» THE REQUEST: Identify all lines in the data containing the string "ground". Copy them out.

» DATA FOR PROCESSING:
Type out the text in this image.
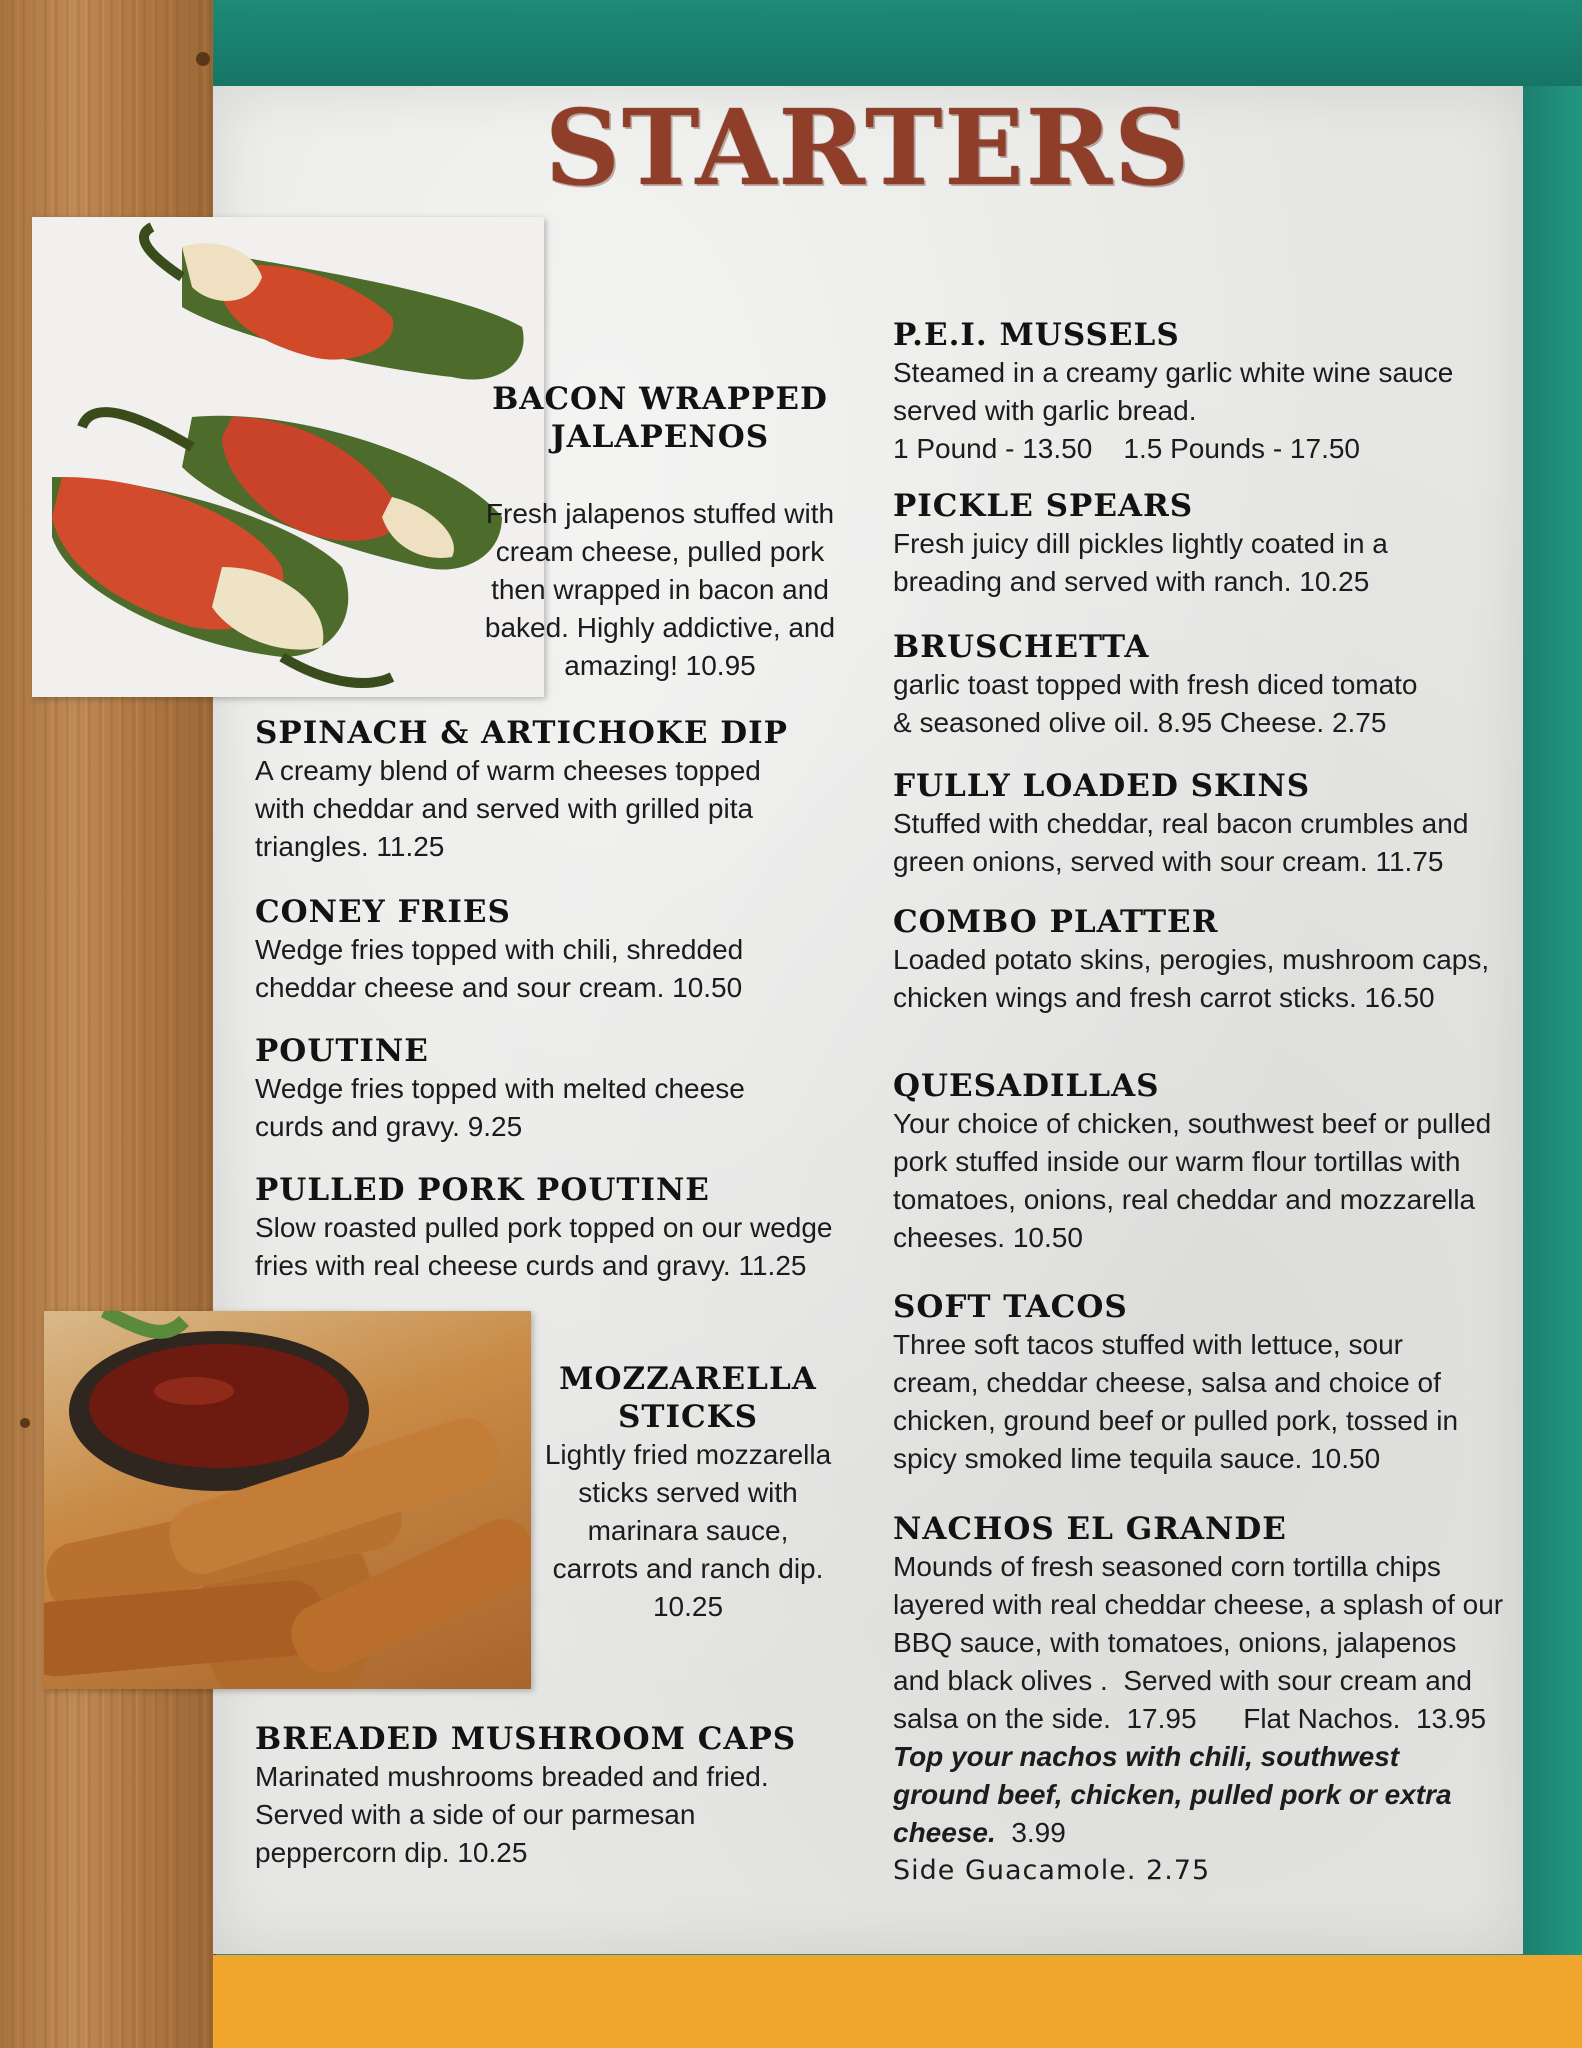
STARTERS
BACON WRAPPED JALAPENOS
Fresh jalapenos stuffed with cream cheese, pulled pork then wrapped in bacon and baked. Highly addictive, and amazing! 10.95
SPINACH & ARTICHOKE DIP
A creamy blend of warm cheeses topped with cheddar and served with grilled pita triangles. 11.25
CONEY FRIES
Wedge fries topped with chili, shredded cheddar cheese and sour cream. 10.50
POUTINE
Wedge fries topped with melted cheese curds and gravy. 9.25
PULLED PORK POUTINE
Slow roasted pulled pork topped on our wedge fries with real cheese curds and gravy. 11.25
MOZZARELLA STICKS
Lightly fried mozzarella sticks served with marinara sauce, carrots and ranch dip. 10.25
BREADED MUSHROOM CAPS
Marinated mushrooms breaded and fried. Served with a side of our parmesan peppercorn dip. 10.25
P.E.I. MUSSELS
Steamed in a creamy garlic white wine sauce served with garlic bread.
1 Pound - 13.50    1.5 Pounds - 17.50
PICKLE SPEARS
Fresh juicy dill pickles lightly coated in a breading and served with ranch. 10.25
BRUSCHETTA
garlic toast topped with fresh diced tomato & seasoned olive oil. 8.95 Cheese. 2.75
FULLY LOADED SKINS
Stuffed with cheddar, real bacon crumbles and green onions, served with sour cream. 11.75
COMBO PLATTER
Loaded potato skins, perogies, mushroom caps, chicken wings and fresh carrot sticks. 16.50
QUESADILLAS
Your choice of chicken, southwest beef or pulled pork stuffed inside our warm flour tortillas with tomatoes, onions, real cheddar and mozzarella cheeses. 10.50
SOFT TACOS
Three soft tacos stuffed with lettuce, sour cream, cheddar cheese, salsa and choice of chicken, ground beef or pulled pork, tossed in spicy smoked lime tequila sauce. 10.50
NACHOS EL GRANDE
Mounds of fresh seasoned corn tortilla chips layered with real cheddar cheese, a splash of our BBQ sauce, with tomatoes, onions, jalapenos and black olives .  Served with sour cream and salsa on the side.  17.95      Flat Nachos.  13.95
Top your nachos with chili, southwest ground beef, chicken, pulled pork or extra cheese. 3.99
Side Guacamole. 2.75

» EXPECTED OUTPUT:
Three soft tacos stuffed with lettuce, sour cream, cheddar cheese, salsa and choice of chicken, ground beef or pulled pork, tossed in spicy smoked lime tequila sauce. 10.50
Top your nachos with chili, southwest ground beef, chicken, pulled pork or extra cheese. 3.99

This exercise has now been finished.